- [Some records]
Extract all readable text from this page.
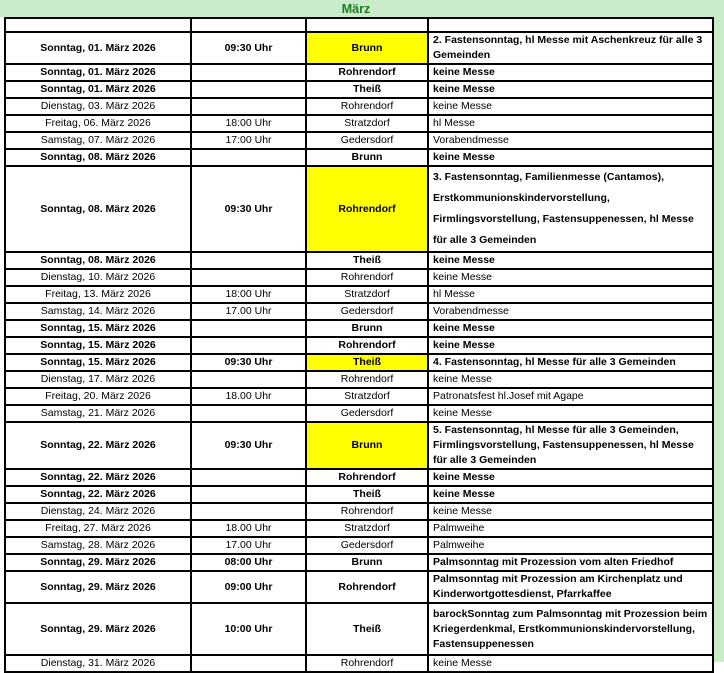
März

Sonntag, 01. März 2026	09:30 Uhr	Brunn	2. Fastensonntag, hl Messe mit Aschenkreuz für alle 3 Gemeinden
Sonntag, 01. März 2026		Rohrendorf	keine Messe
Sonntag, 01. März 2026		Theiß	keine Messe
Dienstag, 03. März 2026		Rohrendorf	keine Messe
Freitag, 06. März 2026	18:00 Uhr	Stratzdorf	hl Messe
Samstag, 07. März 2026	17:00 Uhr	Gedersdorf	Vorabendmesse
Sonntag, 08. März 2026		Brunn	keine Messe
Sonntag, 08. März 2026	09:30 Uhr	Rohrendorf	3. Fastensonntag, Familienmesse (Cantamos), Erstkommunionskindervorstellung, Firmlingsvorstellung, Fastensuppenessen, hl Messe für alle 3 Gemeinden
Sonntag, 08. März 2026		Theiß	keine Messe
Dienstag, 10. März 2026		Rohrendorf	keine Messe
Freitag, 13. März 2026	18:00 Uhr	Stratzdorf	hl Messe
Samstag, 14. März 2026	17.00 Uhr	Gedersdorf	Vorabendmesse
Sonntag, 15. März 2026		Brunn	keine Messe
Sonntag, 15. März 2026		Rohrendorf	keine Messe
Sonntag, 15. März 2026	09:30 Uhr	Theiß	4. Fastensonntag, hl Messe für alle 3 Gemeinden
Dienstag, 17. März 2026		Rohrendorf	keine Messe
Freitag, 20. März 2026	18.00 Uhr	Stratzdorf	Patronatsfest hl.Josef mit Agape
Samstag, 21. März 2026		Gedersdorf	keine Messe
Sonntag, 22. März 2026	09:30 Uhr	Brunn	5. Fastensonntag, hl Messe für alle 3 Gemeinden, Firmlingsvorstellung, Fastensuppenessen, hl Messe für alle 3 Gemeinden
Sonntag, 22. März 2026		Rohrendorf	keine Messe
Sonntag, 22. März 2026		Theiß	keine Messe
Dienstag, 24. März 2026		Rohrendorf	keine Messe
Freitag, 27. März 2026	18.00 Uhr	Stratzdorf	Palmweihe
Samstag, 28. März 2026	17.00 Uhr	Gedersdorf	Palmweihe
Sonntag, 29. März 2026	08:00 Uhr	Brunn	Palmsonntag mit Prozession vom alten Friedhof
Sonntag, 29. März 2026	09:00 Uhr	Rohrendorf	Palmsonntag mit Prozession am Kirchenplatz und Kinderwortgottesdienst, Pfarrkaffee
Sonntag, 29. März 2026	10:00 Uhr	Theiß	barockSonntag zum Palmsonntag mit Prozession beim Kriegerdenkmal, Erstkommunionskindervorstellung, Fastensuppenessen
Dienstag, 31. März 2026		Rohrendorf	keine Messe
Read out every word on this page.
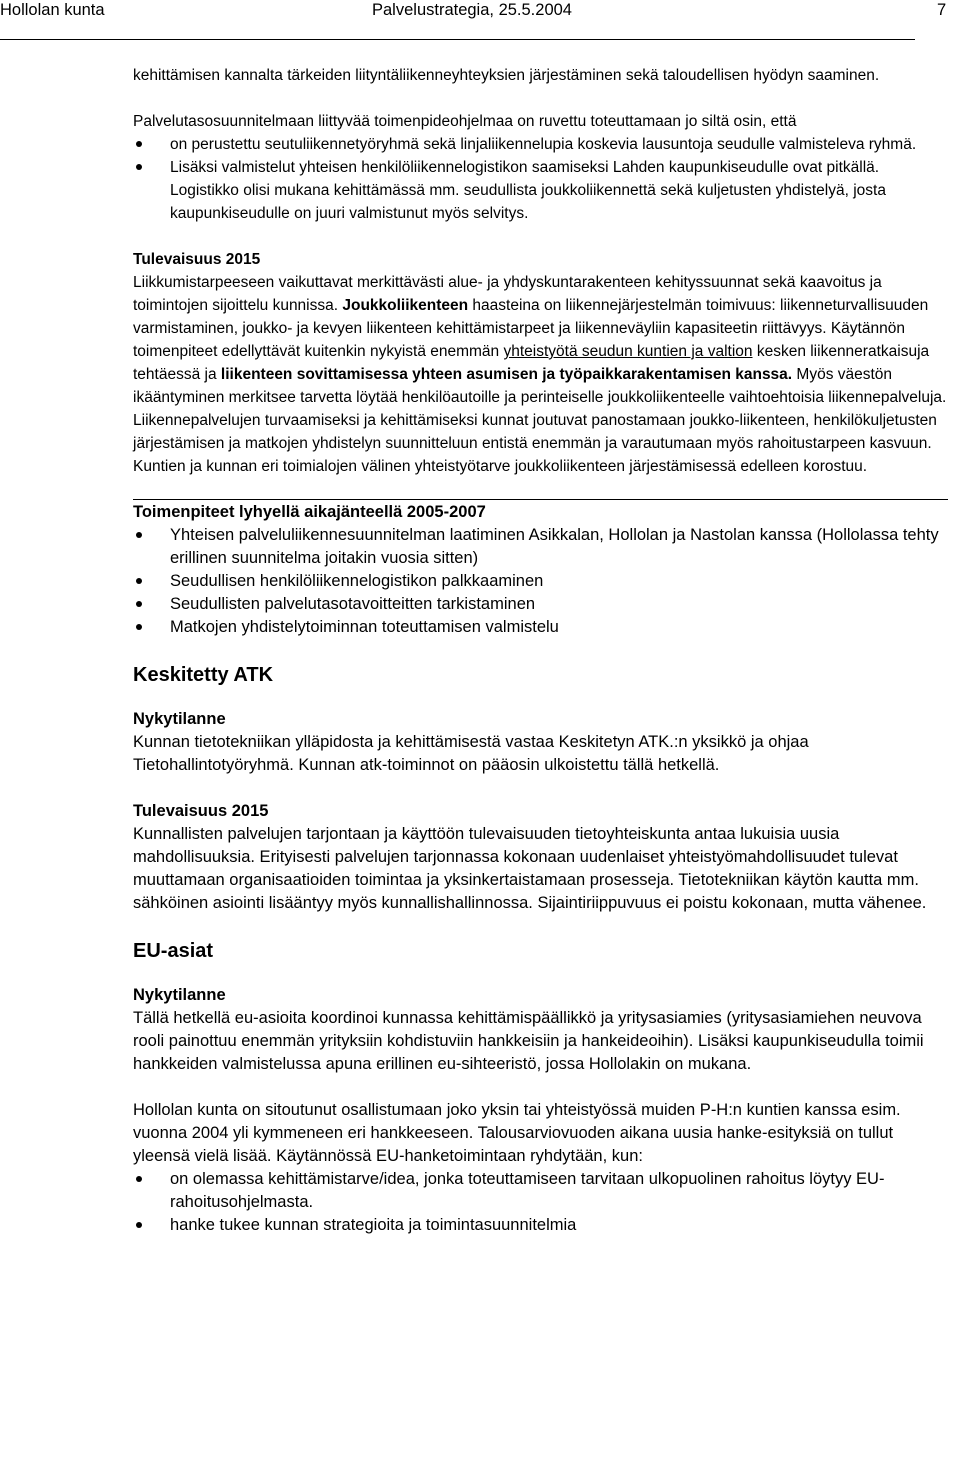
Hollolan kunta	Palvelustrategia, 25.5.2004	7

kehittämisen kannalta tärkeiden liityntäliikenneyhteyksien järjestäminen sekä taloudellisen hyödyn saaminen.

Palvelutasosuunnitelmaan liittyvää toimenpideohjelmaa on ruvettu toteuttamaan jo siltä osin, että

on perustettu seutuliikennetyöryhmä sekä linjaliikennelupia koskevia lausuntoja seudulle valmisteleva ryhmä.
Lisäksi valmistelut yhteisen henkilöliikennelogistikon saamiseksi Lahden kaupunkiseudulle ovat pitkällä. Logistikko olisi mukana kehittämässä mm. seudullista joukkoliikennettä sekä kuljetusten yhdistelyä, josta kaupunkiseudulle on juuri valmistunut myös selvitys.

Tulevaisuus 2015

Liikkumistarpeeseen vaikuttavat merkittävästi alue- ja yhdyskuntarakenteen kehityssuunnat sekä kaavoitus ja toimintojen sijoittelu kunnissa. Joukkoliikenteen haasteina on liikennejärjestelmän toimivuus: liikenneturvallisuuden varmistaminen, joukko- ja kevyen liikenteen kehittämistarpeet ja liikenneväyliin kapasiteetin riittävyys. Käytännön toimenpiteet edellyttävät kuitenkin nykyistä enemmän yhteistyötä seudun kuntien ja valtion kesken liikenneratkaisuja tehtäessä ja liikenteen sovittamisessa yhteen asumisen ja työpaikkarakentamisen kanssa. Myös väestön ikääntyminen merkitsee tarvetta löytää henkilöautoille ja perinteiselle joukkoliikenteelle vaihtoehtoisia liikennepalveluja. Liikennepalvelujen turvaamiseksi ja kehittämiseksi kunnat joutuvat panostamaan joukko-liikenteen, henkilökuljetusten järjestämisen ja matkojen yhdistelyn suunnitteluun entistä enemmän ja varautumaan myös rahoitustarpeen kasvuun. Kuntien ja kunnan eri toimialojen välinen yhteistyötarve joukkoliikenteen järjestämisessä edelleen korostuu.

Toimenpiteet lyhyellä aikajänteellä 2005-2007

Yhteisen palveluliikennesuunnitelman laatiminen Asikkalan, Hollolan ja Nastolan kanssa (Hollolassa tehty erillinen suunnitelma joitakin vuosia sitten)
Seudullisen henkilöliikennelogistikon palkkaaminen
Seudullisten palvelutasotavoitteitten tarkistaminen
Matkojen yhdistelytoiminnan toteuttamisen valmistelu

Keskitetty ATK

Nykytilanne

Kunnan tietotekniikan ylläpidosta ja kehittämisestä vastaa Keskitetyn ATK.:n yksikkö ja ohjaa Tietohallintotyöryhmä. Kunnan atk-toiminnot on pääosin ulkoistettu tällä hetkellä.

Tulevaisuus 2015

Kunnallisten palvelujen tarjontaan ja käyttöön tulevaisuuden tietoyhteiskunta antaa lukuisia uusia mahdollisuuksia. Erityisesti palvelujen tarjonnassa kokonaan uudenlaiset yhteistyömahdollisuudet tulevat muuttamaan organisaatioiden toimintaa ja yksinkertaistamaan prosesseja. Tietotekniikan käytön kautta mm. sähköinen asiointi lisääntyy myös kunnallishallinnossa. Sijaintiriippuvuus ei poistu kokonaan, mutta vähenee.

EU-asiat

Nykytilanne

Tällä hetkellä eu-asioita koordinoi kunnassa kehittämispäällikkö ja yritysasiamies (yritysasiamiehen neuvova rooli painottuu enemmän yrityksiin kohdistuviin hankkeisiin ja hankeideoihin). Lisäksi kaupunkiseudulla toimii hankkeiden valmistelussa apuna erillinen eu-sihteeristö, jossa Hollolakin on mukana.

Hollolan kunta on sitoutunut osallistumaan joko yksin tai yhteistyössä muiden P-H:n kuntien kanssa esim. vuonna 2004 yli kymmeneen eri hankkeeseen. Talousarviovuoden aikana uusia hanke-esityksiä on tullut yleensä vielä lisää. Käytännössä EU-hanketoimintaan ryhdytään, kun:

on olemassa kehittämistarve/idea, jonka toteuttamiseen tarvitaan ulkopuolinen rahoitus löytyy EU- rahoitusohjelmasta.
hanke tukee kunnan strategioita ja toimintasuunnitelmia
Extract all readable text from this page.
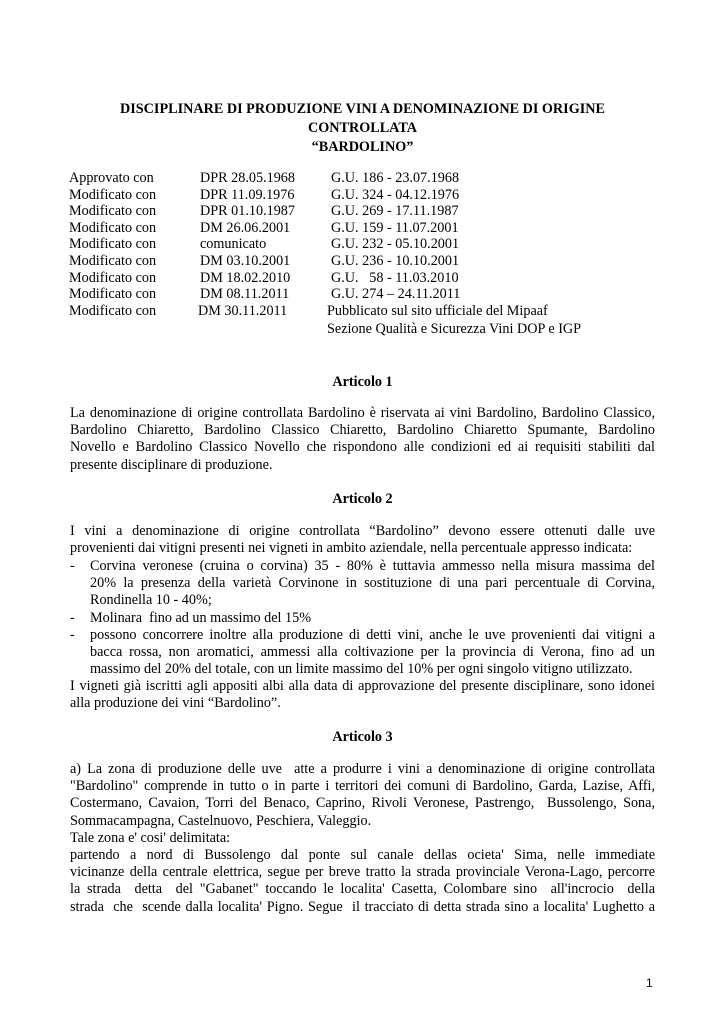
DISCIPLINARE DI PRODUZIONE VINI A DENOMINAZIONE DI ORIGINE
CONTROLLATA
“BARDOLINO”
Approvato con	DPR 28.05.1968	G.U. 186 - 23.07.1968
Modificato con	DPR 11.09.1976	G.U. 324 - 04.12.1976
Modificato con	DPR 01.10.1987	G.U. 269 - 17.11.1987
Modificato con	DM 26.06.2001	G.U. 159 - 11.07.2001
Modificato con	comunicato	G.U. 232 - 05.10.2001
Modificato con	DM 03.10.2001	G.U. 236 - 10.10.2001
Modificato con	DM 18.02.2010	G.U.   58 - 11.03.2010
Modificato con	DM 08.11.2011	G.U. 274 – 24.11.2011
Modificato con	DM 30.11.2011	Pubblicato sul sito ufficiale del Mipaaf
Sezione Qualità e Sicurezza Vini DOP e IGP
Articolo 1
La denominazione di origine controllata Bardolino è riservata ai vini Bardolino, Bardolino Classico,
Bardolino Chiaretto, Bardolino Classico Chiaretto, Bardolino Chiaretto Spumante, Bardolino
Novello e Bardolino Classico Novello che rispondono alle condizioni ed ai requisiti stabiliti dal
presente disciplinare di produzione.
Articolo 2
I vini a denominazione di origine controllata “Bardolino” devono essere ottenuti dalle uve
provenienti dai vitigni presenti nei vigneti in ambito aziendale, nella percentuale appresso indicata:
- Corvina veronese (cruina o corvina) 35 - 80% è tuttavia ammesso nella misura massima del
20% la presenza della varietà Corvinone in sostituzione di una pari percentuale di Corvina,
Rondinella 10 - 40%;
- Molinara  fino ad un massimo del 15%
- possono concorrere inoltre alla produzione di detti vini, anche le uve provenienti dai vitigni a
bacca rossa, non aromatici, ammessi alla coltivazione per la provincia di Verona, fino ad un
massimo del 20% del totale, con un limite massimo del 10% per ogni singolo vitigno utilizzato.
I vigneti già iscritti agli appositi albi alla data di approvazione del presente disciplinare, sono idonei
alla produzione dei vini “Bardolino”.
Articolo 3
a) La zona di produzione delle uve  atte a produrre i vini a denominazione di origine controllata
"Bardolino" comprende in tutto o in parte i territori dei comuni di Bardolino, Garda, Lazise, Affi,
Costermano, Cavaion, Torri del Benaco, Caprino, Rivoli Veronese, Pastrengo,  Bussolengo, Sona,
Sommacampagna, Castelnuovo, Peschiera, Valeggio.
Tale zona e' cosi' delimitata:
partendo a nord di Bussolengo dal ponte sul canale dellas ocieta' Sima, nelle immediate
vicinanze della centrale elettrica, segue per breve tratto la strada provinciale Verona-Lago, percorre
la strada  detta  del "Gabanet" toccando le localita' Casetta, Colombare sino  all'incrocio  della
strada  che  scende dalla localita' Pigno. Segue  il tracciato di detta strada sino a localita' Lughetto a
1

- [Exercise objective]
Point out every line holding the string "erillinen" and copy it.

- [Complete response]
Yhteisen palveluliikennesuunnitelman laatiminen Asikkalan, Hollolan ja Nastolan kanssa (Hollolassa tehty erillinen suunnitelma joitakin vuosia sitten)
Tällä hetkellä eu-asioita koordinoi kunnassa kehittämispäällikkö ja yritysasiamies (yritysasiamiehen neuvova rooli painottuu enemmän yrityksiin kohdistuviin hankkeisiin ja hankeideoihin). Lisäksi kaupunkiseudulla toimii hankkeiden valmistelussa apuna erillinen eu-sihteeristö, jossa Hollolakin on mukana.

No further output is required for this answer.